▶ **REQUIRED TASK**
Make an exact copy of the lines, leaving the pictures out.

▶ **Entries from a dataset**
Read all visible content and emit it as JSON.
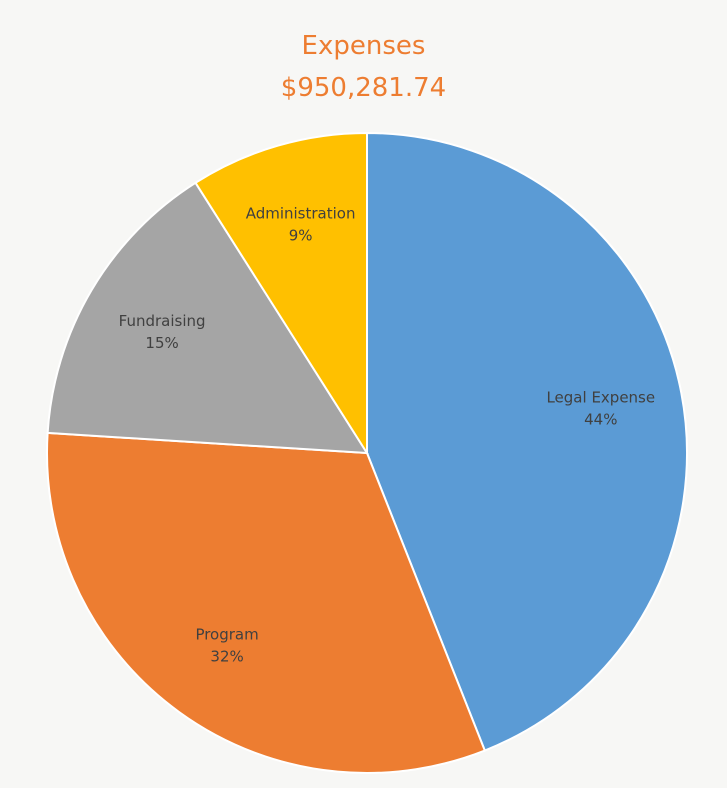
{
  "chart_data": {
    "type": "pie",
    "title": "Expenses",
    "subtitle": "$950,281.74",
    "slices": [
      {
        "label": "Legal Expense",
        "value": 44,
        "value_label": "44%",
        "color": "#5b9bd5"
      },
      {
        "label": "Program",
        "value": 32,
        "value_label": "32%",
        "color": "#ed7d31"
      },
      {
        "label": "Fundraising",
        "value": 15,
        "value_label": "15%",
        "color": "#a5a5a5"
      },
      {
        "label": "Administration",
        "value": 9,
        "value_label": "9%",
        "color": "#ffc000"
      }
    ],
    "start_angle_deg": 0,
    "direction": "clockwise",
    "legend": "none"
  }
}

▶ **EXPECTED ANSWER**
Read all visible content and emit it as JSON.
{
  "chart_data": {
    "type": "pie",
    "title": "Expenses",
    "subtitle": "$950,281.74",
    "slices": [
      {
        "label": "Legal Expense",
        "value": 44,
        "value_label": "44%",
        "color": "#5b9bd5"
      },
      {
        "label": "Program",
        "value": 32,
        "value_label": "32%",
        "color": "#ed7d31"
      },
      {
        "label": "Fundraising",
        "value": 15,
        "value_label": "15%",
        "color": "#a5a5a5"
      },
      {
        "label": "Administration",
        "value": 9,
        "value_label": "9%",
        "color": "#ffc000"
      }
    ],
    "start_angle_deg": 0,
    "direction": "clockwise",
    "legend": "none"
  }
}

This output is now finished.